- **Required task**: Collect all lines from the records below that include the word "Battery".

- **Exercise materials**:
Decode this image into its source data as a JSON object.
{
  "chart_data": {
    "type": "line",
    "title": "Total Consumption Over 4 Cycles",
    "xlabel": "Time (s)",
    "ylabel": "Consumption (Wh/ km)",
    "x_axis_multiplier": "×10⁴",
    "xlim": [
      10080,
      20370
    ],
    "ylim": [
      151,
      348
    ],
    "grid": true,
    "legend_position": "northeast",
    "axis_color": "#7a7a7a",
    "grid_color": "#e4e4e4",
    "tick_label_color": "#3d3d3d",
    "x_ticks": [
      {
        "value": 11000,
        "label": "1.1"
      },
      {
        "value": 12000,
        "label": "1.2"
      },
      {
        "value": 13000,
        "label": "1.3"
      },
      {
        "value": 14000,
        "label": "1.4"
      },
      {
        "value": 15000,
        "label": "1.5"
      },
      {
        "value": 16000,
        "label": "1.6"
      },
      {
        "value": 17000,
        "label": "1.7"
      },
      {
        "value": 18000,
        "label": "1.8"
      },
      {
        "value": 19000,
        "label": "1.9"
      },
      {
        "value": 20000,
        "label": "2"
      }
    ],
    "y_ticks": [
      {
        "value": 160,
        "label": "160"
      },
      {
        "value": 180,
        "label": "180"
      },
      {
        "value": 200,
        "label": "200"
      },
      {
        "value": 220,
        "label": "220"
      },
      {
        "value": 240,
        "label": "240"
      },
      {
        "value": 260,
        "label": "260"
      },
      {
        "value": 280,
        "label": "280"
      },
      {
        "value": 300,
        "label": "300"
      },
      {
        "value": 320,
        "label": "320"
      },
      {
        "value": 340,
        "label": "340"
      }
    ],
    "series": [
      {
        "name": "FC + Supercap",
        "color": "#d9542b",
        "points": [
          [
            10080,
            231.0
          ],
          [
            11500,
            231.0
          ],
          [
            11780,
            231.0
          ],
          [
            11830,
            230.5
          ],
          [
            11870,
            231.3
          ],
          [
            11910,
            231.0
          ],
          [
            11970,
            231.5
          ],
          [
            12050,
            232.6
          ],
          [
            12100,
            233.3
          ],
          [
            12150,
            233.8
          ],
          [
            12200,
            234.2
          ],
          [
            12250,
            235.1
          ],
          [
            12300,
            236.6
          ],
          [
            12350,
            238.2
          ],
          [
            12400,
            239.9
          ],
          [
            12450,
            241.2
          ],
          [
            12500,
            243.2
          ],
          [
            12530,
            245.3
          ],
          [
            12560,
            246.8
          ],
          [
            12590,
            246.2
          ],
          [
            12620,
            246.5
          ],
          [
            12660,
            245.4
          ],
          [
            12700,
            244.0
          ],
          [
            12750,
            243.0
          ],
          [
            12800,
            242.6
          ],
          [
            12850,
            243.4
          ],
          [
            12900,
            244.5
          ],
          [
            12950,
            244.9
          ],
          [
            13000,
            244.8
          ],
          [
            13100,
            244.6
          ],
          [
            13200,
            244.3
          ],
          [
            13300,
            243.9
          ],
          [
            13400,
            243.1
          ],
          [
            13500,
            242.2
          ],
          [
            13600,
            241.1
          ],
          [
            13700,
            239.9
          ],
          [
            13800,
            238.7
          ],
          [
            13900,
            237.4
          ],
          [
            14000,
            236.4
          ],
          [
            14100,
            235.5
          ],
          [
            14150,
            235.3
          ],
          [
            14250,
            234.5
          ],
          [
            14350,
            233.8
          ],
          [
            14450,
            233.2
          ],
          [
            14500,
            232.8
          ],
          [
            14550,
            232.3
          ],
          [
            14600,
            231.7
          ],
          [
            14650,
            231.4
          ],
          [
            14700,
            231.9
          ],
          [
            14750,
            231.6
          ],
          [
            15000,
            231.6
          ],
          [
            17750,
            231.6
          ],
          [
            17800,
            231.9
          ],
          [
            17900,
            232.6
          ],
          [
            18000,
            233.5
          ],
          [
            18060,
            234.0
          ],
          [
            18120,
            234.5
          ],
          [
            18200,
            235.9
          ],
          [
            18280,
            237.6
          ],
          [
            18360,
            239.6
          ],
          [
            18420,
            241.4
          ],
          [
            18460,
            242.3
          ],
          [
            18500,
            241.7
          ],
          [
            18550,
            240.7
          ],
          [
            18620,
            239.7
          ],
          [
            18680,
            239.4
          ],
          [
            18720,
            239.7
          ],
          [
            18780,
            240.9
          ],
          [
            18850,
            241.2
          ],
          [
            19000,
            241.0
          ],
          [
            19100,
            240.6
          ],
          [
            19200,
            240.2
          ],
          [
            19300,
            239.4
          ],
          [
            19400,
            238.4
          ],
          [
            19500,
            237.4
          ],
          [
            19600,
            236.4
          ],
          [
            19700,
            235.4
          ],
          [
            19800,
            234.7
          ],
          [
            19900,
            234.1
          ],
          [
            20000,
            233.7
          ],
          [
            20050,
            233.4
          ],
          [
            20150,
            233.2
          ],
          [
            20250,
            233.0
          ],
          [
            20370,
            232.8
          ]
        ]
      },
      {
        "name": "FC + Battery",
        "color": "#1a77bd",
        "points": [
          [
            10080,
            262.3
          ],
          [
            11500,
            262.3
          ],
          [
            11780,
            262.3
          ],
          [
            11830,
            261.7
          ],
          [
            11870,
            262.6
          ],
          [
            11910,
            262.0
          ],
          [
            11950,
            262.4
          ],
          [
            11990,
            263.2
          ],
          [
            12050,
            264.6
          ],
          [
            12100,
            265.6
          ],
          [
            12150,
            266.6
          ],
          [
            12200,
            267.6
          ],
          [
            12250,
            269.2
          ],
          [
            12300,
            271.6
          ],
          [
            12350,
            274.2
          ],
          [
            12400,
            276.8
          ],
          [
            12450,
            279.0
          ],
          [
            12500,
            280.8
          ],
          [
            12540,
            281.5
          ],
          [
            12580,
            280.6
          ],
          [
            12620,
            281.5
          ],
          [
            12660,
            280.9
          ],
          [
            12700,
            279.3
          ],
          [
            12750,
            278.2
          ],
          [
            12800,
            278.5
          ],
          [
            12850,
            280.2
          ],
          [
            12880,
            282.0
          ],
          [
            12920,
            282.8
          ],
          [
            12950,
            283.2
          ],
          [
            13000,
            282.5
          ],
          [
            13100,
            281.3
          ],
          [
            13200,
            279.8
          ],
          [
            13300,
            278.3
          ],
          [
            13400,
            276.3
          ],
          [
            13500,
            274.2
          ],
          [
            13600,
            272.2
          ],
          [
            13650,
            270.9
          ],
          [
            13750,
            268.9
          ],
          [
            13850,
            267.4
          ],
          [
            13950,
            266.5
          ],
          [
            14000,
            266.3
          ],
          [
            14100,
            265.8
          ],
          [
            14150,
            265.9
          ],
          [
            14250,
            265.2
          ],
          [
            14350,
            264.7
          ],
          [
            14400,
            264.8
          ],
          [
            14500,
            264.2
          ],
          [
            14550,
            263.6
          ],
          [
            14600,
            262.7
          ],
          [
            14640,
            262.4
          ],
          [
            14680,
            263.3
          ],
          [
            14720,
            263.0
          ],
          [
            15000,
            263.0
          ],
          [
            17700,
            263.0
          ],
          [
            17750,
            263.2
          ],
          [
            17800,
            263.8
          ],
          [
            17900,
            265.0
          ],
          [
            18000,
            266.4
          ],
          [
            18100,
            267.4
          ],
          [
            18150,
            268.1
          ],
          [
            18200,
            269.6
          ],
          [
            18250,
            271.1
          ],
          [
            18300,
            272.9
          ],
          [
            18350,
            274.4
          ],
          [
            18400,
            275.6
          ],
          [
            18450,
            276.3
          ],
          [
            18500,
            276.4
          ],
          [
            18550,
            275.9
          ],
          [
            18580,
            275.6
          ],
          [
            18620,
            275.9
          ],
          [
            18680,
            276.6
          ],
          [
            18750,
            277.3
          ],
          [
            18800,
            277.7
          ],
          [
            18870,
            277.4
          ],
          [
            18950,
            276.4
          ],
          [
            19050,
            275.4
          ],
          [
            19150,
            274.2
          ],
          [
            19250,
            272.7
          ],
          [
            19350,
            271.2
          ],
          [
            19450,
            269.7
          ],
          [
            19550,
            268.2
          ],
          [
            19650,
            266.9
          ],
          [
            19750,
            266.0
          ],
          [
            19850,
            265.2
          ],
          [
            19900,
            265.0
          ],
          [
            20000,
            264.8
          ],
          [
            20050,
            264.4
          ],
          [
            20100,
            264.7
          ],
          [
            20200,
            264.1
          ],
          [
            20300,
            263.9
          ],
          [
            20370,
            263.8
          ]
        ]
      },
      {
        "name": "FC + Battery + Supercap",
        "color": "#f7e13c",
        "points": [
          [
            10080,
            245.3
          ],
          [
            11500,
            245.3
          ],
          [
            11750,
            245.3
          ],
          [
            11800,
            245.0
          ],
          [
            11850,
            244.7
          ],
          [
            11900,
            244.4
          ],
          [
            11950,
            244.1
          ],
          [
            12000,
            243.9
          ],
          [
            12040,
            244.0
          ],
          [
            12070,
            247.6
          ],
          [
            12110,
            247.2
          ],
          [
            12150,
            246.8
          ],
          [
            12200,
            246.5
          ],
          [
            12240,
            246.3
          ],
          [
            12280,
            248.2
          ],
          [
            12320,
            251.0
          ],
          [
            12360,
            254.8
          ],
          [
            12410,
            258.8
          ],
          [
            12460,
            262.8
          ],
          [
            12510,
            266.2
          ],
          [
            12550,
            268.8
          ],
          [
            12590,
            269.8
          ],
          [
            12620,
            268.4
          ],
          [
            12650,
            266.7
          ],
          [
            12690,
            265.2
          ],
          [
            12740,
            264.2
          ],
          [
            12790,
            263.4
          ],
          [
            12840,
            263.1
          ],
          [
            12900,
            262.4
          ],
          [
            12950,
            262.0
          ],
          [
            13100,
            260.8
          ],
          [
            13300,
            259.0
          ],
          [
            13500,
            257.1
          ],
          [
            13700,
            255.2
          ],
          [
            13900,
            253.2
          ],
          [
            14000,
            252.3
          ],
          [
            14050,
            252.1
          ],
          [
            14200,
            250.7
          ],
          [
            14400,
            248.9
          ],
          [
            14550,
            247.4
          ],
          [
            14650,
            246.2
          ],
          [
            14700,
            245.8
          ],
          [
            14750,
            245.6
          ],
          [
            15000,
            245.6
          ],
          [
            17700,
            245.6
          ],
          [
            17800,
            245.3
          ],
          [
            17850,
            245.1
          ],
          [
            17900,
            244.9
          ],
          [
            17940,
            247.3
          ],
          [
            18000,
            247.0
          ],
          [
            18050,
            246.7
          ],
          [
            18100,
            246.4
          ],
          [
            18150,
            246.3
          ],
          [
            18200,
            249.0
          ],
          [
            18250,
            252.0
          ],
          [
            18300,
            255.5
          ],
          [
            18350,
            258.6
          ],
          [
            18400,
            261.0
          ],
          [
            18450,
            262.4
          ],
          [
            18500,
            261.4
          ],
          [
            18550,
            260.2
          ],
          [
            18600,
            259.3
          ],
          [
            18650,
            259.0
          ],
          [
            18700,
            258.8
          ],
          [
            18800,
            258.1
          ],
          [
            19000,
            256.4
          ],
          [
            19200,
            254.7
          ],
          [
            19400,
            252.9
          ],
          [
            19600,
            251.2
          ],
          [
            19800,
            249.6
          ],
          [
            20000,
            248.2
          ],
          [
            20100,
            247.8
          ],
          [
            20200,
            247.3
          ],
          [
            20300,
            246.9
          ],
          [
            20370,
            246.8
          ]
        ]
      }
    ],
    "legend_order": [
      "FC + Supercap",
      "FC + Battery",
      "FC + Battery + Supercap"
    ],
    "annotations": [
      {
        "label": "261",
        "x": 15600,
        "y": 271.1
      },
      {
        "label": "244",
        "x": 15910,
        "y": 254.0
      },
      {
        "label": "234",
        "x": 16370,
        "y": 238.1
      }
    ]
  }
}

- **Output**:
        "name": "FC + Battery",
        "name": "FC + Battery + Supercap",
      "FC + Battery",
      "FC + Battery + Supercap"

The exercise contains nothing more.